## [DATA FOR THE TASK]

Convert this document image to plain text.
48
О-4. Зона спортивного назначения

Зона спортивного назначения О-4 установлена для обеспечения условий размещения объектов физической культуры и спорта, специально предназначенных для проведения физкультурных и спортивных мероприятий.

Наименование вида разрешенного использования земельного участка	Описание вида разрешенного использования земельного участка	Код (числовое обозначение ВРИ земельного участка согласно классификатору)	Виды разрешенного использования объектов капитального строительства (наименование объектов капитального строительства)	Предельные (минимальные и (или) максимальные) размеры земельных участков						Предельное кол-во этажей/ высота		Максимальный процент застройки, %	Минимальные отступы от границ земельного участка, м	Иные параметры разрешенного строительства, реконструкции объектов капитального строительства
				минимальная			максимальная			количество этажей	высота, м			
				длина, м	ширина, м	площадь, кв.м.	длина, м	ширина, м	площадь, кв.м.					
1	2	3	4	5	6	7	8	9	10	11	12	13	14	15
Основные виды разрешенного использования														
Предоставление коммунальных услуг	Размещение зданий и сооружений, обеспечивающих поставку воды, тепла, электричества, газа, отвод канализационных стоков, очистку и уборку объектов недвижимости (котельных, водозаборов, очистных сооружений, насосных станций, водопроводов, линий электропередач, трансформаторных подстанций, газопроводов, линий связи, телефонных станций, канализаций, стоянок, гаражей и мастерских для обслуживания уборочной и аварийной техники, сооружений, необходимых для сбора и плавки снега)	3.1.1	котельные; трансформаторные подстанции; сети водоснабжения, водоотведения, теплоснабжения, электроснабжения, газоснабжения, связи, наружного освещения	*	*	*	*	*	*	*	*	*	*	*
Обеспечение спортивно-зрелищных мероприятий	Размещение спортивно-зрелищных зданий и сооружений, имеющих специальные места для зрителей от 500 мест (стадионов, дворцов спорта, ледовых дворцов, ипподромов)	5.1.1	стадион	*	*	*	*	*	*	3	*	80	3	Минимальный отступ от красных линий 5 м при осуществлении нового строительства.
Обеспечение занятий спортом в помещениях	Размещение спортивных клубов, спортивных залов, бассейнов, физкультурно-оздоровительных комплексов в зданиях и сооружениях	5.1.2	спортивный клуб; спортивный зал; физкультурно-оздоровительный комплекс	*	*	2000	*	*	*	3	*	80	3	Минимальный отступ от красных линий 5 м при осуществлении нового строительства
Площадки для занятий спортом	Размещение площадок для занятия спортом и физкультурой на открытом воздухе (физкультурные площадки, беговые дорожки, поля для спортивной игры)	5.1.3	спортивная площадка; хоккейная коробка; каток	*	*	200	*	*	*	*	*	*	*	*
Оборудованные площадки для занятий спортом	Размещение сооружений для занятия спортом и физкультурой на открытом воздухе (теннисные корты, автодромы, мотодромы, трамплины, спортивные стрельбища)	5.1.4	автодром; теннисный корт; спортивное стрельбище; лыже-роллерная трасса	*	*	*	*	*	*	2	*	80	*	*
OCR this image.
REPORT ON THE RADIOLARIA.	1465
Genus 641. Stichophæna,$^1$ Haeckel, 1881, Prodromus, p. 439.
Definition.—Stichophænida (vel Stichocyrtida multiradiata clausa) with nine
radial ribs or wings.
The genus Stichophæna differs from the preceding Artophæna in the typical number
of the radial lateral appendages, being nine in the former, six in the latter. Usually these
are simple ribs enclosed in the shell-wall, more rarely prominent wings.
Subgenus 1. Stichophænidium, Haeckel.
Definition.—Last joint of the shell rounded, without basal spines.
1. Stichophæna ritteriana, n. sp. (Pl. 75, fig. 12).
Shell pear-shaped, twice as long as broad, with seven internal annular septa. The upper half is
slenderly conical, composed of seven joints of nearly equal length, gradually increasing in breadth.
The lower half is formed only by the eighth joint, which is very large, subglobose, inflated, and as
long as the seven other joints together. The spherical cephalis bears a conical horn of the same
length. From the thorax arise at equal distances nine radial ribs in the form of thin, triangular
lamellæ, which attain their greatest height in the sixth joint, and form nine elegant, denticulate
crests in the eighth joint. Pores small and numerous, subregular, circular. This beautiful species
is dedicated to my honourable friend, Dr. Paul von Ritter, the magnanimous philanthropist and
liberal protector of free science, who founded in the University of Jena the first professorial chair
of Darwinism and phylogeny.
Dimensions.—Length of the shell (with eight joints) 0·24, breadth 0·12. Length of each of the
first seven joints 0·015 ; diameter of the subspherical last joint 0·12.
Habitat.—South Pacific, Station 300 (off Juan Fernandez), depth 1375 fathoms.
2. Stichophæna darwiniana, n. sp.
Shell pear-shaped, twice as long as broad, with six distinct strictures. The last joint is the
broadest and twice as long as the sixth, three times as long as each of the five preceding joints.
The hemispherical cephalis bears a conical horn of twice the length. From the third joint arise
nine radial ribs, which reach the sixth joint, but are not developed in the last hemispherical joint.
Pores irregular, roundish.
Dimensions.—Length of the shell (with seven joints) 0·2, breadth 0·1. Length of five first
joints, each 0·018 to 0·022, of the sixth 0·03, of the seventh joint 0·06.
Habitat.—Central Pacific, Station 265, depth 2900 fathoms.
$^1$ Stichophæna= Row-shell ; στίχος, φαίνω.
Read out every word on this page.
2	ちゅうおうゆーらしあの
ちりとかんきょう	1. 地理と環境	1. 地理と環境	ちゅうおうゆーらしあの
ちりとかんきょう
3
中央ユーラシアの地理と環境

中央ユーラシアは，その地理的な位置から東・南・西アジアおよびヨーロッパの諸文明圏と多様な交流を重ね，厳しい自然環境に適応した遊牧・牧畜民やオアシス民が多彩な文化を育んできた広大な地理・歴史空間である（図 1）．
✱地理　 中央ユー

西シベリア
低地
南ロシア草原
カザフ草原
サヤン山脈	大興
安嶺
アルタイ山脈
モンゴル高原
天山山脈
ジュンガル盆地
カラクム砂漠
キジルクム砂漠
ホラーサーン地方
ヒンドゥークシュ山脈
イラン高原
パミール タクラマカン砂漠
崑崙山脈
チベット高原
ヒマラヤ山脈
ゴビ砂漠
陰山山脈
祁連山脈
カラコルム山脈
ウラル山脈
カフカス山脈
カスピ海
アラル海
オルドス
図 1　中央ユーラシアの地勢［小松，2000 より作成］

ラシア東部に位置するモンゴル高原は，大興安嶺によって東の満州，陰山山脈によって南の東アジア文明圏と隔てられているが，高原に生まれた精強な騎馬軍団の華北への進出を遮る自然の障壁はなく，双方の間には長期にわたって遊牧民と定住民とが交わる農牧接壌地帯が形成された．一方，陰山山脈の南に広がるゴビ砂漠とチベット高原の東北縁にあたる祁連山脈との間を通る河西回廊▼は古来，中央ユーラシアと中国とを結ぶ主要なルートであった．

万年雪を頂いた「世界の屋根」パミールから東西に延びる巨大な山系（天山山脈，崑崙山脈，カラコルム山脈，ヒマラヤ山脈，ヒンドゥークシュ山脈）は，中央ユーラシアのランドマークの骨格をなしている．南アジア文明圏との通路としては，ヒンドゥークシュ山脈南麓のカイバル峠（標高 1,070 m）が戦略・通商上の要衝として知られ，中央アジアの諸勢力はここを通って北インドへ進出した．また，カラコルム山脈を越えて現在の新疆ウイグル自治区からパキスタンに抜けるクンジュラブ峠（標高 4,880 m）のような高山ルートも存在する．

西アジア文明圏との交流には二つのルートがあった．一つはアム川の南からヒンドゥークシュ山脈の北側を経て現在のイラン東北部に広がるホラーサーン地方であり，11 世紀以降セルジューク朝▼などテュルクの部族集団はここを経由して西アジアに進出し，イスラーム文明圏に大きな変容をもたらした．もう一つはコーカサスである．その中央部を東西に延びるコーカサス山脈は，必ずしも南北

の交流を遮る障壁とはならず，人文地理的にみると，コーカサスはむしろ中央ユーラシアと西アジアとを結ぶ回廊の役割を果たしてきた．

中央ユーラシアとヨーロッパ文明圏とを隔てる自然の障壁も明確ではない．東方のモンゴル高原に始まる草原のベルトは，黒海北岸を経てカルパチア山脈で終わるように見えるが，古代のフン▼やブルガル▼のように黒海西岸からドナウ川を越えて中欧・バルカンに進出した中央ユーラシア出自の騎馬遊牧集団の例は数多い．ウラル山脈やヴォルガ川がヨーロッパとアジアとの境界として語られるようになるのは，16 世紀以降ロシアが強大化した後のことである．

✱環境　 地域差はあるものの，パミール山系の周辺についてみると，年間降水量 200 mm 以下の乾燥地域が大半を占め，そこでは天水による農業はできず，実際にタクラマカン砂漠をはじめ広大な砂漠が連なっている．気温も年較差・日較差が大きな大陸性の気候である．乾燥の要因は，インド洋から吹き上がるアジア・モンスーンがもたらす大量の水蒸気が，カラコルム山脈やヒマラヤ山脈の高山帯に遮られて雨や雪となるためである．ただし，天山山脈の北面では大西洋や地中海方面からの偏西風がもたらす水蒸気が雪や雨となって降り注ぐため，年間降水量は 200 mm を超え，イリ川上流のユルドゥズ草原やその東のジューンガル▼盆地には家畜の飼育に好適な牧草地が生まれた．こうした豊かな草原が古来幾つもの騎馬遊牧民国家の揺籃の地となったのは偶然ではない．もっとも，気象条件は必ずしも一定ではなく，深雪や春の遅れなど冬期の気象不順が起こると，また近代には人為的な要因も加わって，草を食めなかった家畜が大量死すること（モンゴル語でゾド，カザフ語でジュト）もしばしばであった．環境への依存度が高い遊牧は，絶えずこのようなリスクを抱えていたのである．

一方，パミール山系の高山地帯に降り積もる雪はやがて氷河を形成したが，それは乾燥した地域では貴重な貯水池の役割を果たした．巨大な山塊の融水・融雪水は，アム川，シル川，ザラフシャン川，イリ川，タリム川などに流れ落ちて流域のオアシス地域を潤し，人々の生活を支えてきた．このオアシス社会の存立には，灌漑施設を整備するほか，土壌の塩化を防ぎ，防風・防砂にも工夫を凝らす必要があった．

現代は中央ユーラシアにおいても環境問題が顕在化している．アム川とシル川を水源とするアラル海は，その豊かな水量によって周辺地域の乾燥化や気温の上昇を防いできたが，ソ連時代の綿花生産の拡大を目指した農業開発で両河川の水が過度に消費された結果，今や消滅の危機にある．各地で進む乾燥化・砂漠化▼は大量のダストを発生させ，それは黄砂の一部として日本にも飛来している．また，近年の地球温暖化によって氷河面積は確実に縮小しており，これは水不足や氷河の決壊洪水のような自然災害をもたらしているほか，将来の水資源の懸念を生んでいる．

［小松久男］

## [WHAT THE TASK REQUIRES]
Check each line of the material above for "ribs" and say how many lines contain it, giving the number alone.

## [EXERCISE ANSWER]
4